What is asked
Note each line that includes the word "förek". Copy those lines.

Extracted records
-*-

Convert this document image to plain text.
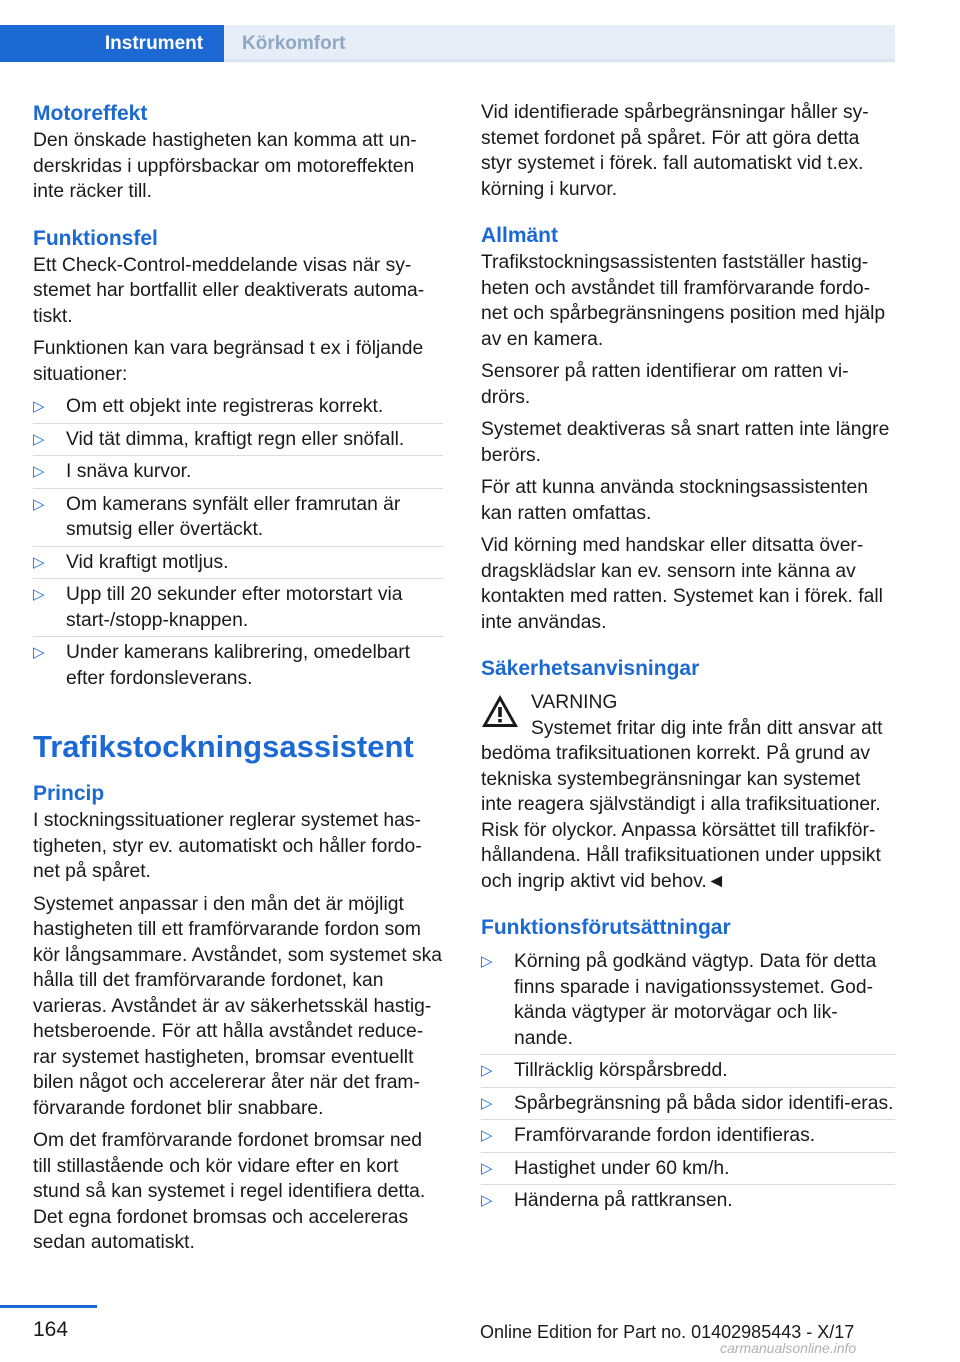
Instrument	Körkomfort
Motoreffekt

Den önskade hastigheten kan komma att un-derskridas i uppförsbackar om motoreffekten inte räcker till.

Funktionsfel

Ett Check-Control-meddelande visas när sy-stemet har bortfallit eller deaktiverats automa-tiskt.

Funktionen kan vara begränsad t ex i följande situationer:

▷ Om ett objekt inte registreras korrekt.
▷ Vid tät dimma, kraftigt regn eller snöfall.
▷ I snäva kurvor.
▷ Om kamerans synfält eller framrutan är smutsig eller övertäckt.
▷ Vid kraftigt motljus.
▷ Upp till 20 sekunder efter motorstart via start-/stopp-knappen.
▷ Under kamerans kalibrering, omedelbart efter fordonsleverans.
Trafikstockningsassistent
Princip

I stockningssituationer reglerar systemet has-tigheten, styr ev. automatiskt och håller fordo-net på spåret.

Systemet anpassar i den mån det är möjligt hastigheten till ett framförvarande fordon som kör långsammare. Avståndet, som systemet ska hålla till det framförvarande fordonet, kan varieras. Avståndet är av säkerhetsskäl hastig-hetsberoende. För att hålla avståndet reduce-rar systemet hastigheten, bromsar eventuellt bilen något och accelererar åter när det fram-förvarande fordonet blir snabbare.

Om det framförvarande fordonet bromsar ned till stillastående och kör vidare efter en kort stund så kan systemet i regel identifiera detta. Det egna fordonet bromsas och accelereras sedan automatiskt.

Vid identifierade spårbegränsningar håller sy-stemet fordonet på spåret. För att göra detta styr systemet i förek. fall automatiskt vid t.ex. körning i kurvor.

Allmänt

Trafikstockningsassistenten fastställer hastig-heten och avståndet till framförvarande fordo-net och spårbegränsningens position med hjälp av en kamera.

Sensorer på ratten identifierar om ratten vi-drörs.

Systemet deaktiveras så snart ratten inte längre berörs.

För att kunna använda stockningsassistenten kan ratten omfattas.

Vid körning med handskar eller ditsatta över-dragsklädslar kan ev. sensorn inte känna av kontakten med ratten. Systemet kan i förek. fall inte användas.

Säkerhetsanvisningar

VARNING

Systemet fritar dig inte från ditt ansvar att

bedöma trafiksituationen korrekt. På grund av tekniska systembegränsningar kan systemet inte reagera självständigt i alla trafiksituationer. Risk för olyckor. Anpassa körsättet till trafikför-hållandena. Håll trafiksituationen under uppsikt och ingrip aktivt vid behov.◄

Funktionsförutsättningar
▷ Körning på godkänd vägtyp. Data för detta finns sparade i navigationssystemet. God-kända vägtyper är motorvägar och lik-nande.
▷ Tillräcklig körspårsbredd.
▷ Spårbegränsning på båda sidor identifi-eras.
▷ Framförvarande fordon identifieras.
▷ Hastighet under 60 km/h.
▷ Händerna på rattkransen.
164	Online Edition for Part no. 01402985443 - X/17
carmanualsonline.info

-*-

Answer to the exercise
Vid identifierade spårbegränsningar håller sy-stemet fordonet på spåret. För att göra detta styr systemet i förek. fall automatiskt vid t.ex. körning i kurvor.
Vid körning med handskar eller ditsatta över-dragsklädslar kan ev. sensorn inte känna av kontakten med ratten. Systemet kan i förek. fall inte användas.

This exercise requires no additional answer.